Work to complete: Check each line of the listing for the word "奥本海默" and give only the number of lines that have it.

Task input:
= = =

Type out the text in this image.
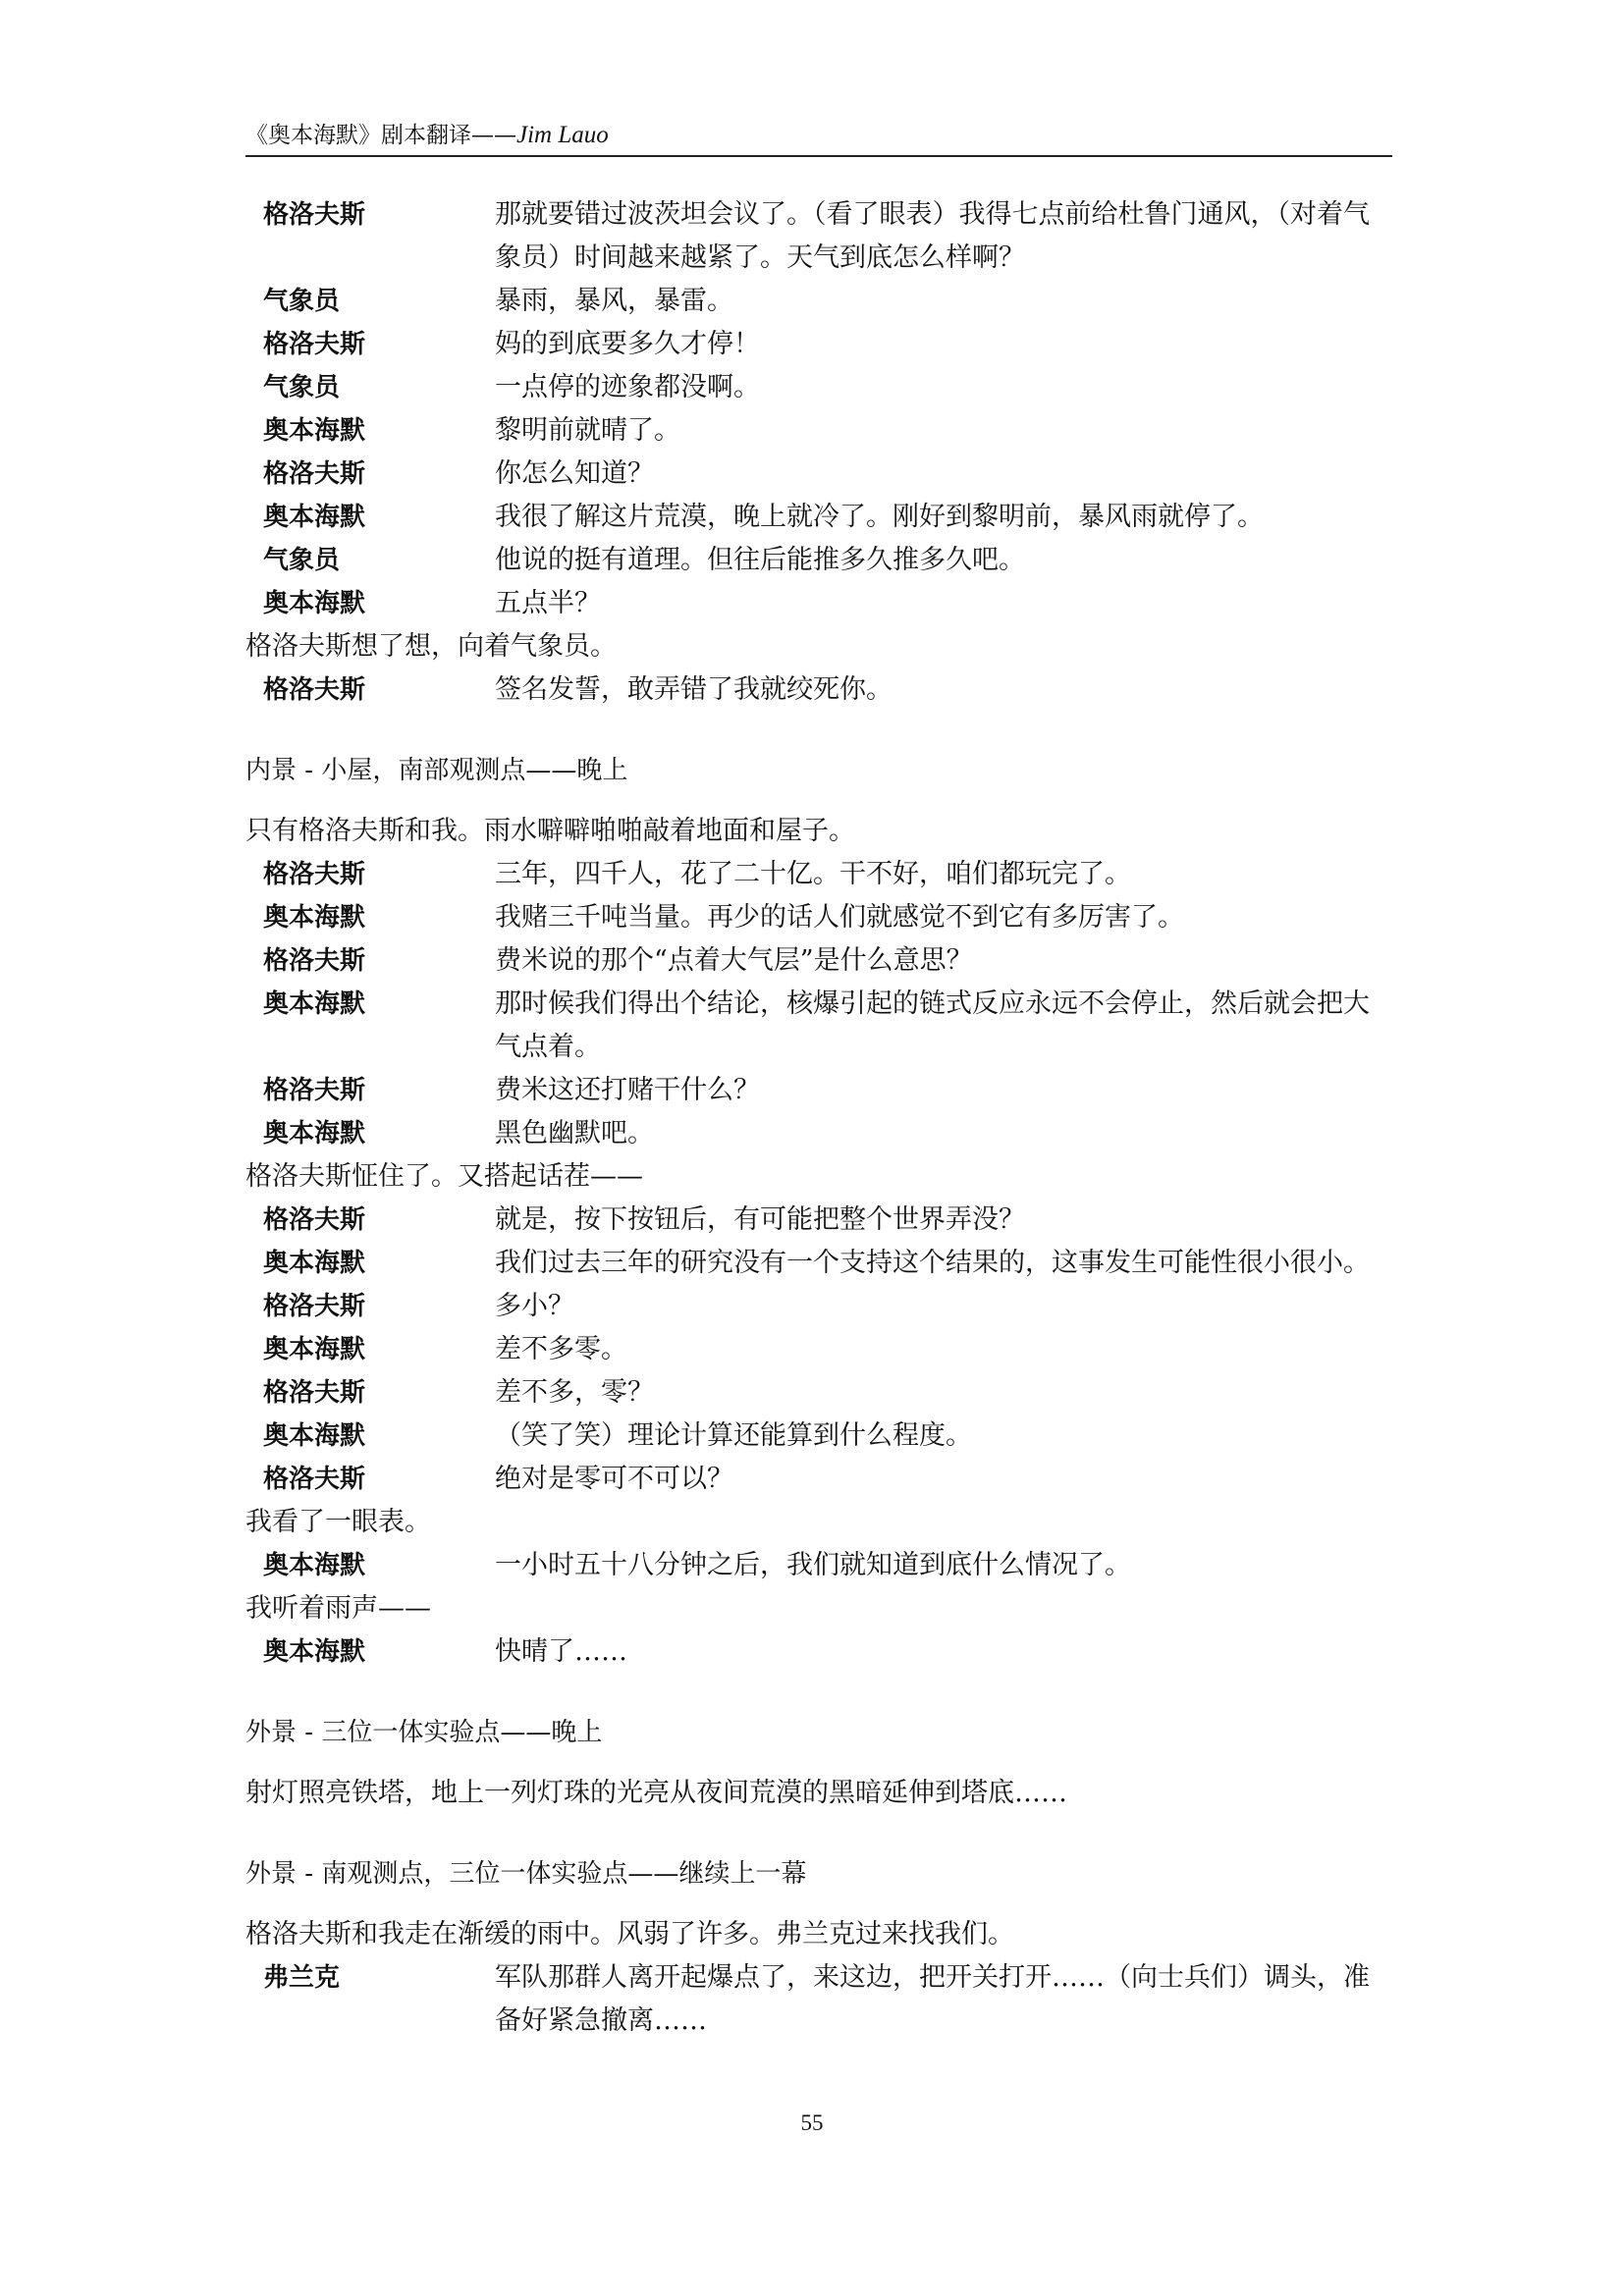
《奥本海默》剧本翻译——Jim Lauo
格洛夫斯	那就要错过波茨坦会议了。（看了眼表）我得七点前给杜鲁门通风，（对着气象员）时间越来越紧了。天气到底怎么样啊？
气象员	暴雨，暴风，暴雷。
格洛夫斯	妈的到底要多久才停！
气象员	一点停的迹象都没啊。
奥本海默	黎明前就晴了。
格洛夫斯	你怎么知道？
奥本海默	我很了解这片荒漠，晚上就冷了。刚好到黎明前，暴风雨就停了。
气象员	他说的挺有道理。但往后能推多久推多久吧。
奥本海默	五点半？
格洛夫斯想了想，向着气象员。
格洛夫斯	签名发誓，敢弄错了我就绞死你。
内景 - 小屋，南部观测点——晚上
只有格洛夫斯和我。雨水噼噼啪啪敲着地面和屋子。
格洛夫斯	三年，四千人，花了二十亿。干不好，咱们都玩完了。
奥本海默	我赌三千吨当量。再少的话人们就感觉不到它有多厉害了。
格洛夫斯	费米说的那个“点着大气层”是什么意思？
奥本海默	那时候我们得出个结论，核爆引起的链式反应永远不会停止，然后就会把大气点着。
格洛夫斯	费米这还打赌干什么？
奥本海默	黑色幽默吧。
格洛夫斯怔住了。又搭起话茬——
格洛夫斯	就是，按下按钮后，有可能把整个世界弄没？
奥本海默	我们过去三年的研究没有一个支持这个结果的，这事发生可能性很小很小。
格洛夫斯	多小？
奥本海默	差不多零。
格洛夫斯	差不多，零？
奥本海默	（笑了笑）理论计算还能算到什么程度。
格洛夫斯	绝对是零可不可以？
我看了一眼表。
奥本海默	一小时五十八分钟之后，我们就知道到底什么情况了。
我听着雨声——
奥本海默	快晴了……
外景 - 三位一体实验点——晚上
射灯照亮铁塔，地上一列灯珠的光亮从夜间荒漠的黑暗延伸到塔底……
外景 - 南观测点，三位一体实验点——继续上一幕
格洛夫斯和我走在渐缓的雨中。风弱了许多。弗兰克过来找我们。
弗兰克	军队那群人离开起爆点了，来这边，把开关打开……（向士兵们）调头，准备好紧急撤离……
55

= = =

Exercise output: 12